Of all the lines in the material, how many contain the word "that"? State the number alone.

─── Data entries

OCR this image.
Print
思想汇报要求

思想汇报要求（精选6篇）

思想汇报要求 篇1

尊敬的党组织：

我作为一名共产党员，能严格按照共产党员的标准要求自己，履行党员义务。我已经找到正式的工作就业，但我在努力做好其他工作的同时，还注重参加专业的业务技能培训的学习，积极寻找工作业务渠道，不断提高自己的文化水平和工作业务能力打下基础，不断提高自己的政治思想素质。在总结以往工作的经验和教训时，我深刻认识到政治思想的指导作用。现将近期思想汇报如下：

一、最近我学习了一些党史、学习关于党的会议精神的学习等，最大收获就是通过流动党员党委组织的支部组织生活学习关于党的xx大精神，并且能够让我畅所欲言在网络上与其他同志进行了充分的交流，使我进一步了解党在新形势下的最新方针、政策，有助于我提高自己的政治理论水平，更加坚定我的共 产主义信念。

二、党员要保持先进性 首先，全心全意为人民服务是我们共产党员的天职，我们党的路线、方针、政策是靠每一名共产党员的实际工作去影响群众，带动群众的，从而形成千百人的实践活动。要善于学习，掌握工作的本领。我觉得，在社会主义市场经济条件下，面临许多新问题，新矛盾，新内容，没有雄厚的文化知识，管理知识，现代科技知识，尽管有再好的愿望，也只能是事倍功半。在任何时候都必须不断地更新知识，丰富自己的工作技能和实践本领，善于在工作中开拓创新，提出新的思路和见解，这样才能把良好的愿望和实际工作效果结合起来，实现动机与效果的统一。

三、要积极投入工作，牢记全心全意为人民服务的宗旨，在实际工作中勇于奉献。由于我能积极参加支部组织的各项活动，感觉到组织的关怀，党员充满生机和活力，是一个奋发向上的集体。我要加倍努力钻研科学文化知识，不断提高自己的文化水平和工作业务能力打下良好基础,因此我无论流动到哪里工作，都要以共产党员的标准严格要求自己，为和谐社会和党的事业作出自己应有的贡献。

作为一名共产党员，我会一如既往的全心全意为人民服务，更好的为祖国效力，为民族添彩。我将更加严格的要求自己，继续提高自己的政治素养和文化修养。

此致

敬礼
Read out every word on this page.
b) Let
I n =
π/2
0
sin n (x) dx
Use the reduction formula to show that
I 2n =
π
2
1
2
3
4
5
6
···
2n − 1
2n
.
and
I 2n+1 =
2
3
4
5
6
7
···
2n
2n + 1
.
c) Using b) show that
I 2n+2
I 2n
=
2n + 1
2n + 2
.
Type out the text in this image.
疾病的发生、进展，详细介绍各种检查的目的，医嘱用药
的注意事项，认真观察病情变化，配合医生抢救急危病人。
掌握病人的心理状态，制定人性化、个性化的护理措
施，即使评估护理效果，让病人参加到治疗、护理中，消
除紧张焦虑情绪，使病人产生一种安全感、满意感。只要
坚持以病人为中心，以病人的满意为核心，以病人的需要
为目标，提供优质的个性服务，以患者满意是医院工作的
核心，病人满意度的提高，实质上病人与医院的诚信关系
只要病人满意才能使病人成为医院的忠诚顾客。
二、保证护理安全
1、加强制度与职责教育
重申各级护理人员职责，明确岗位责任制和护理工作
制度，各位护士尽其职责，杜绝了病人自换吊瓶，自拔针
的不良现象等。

──────

▶ [Answer]:
2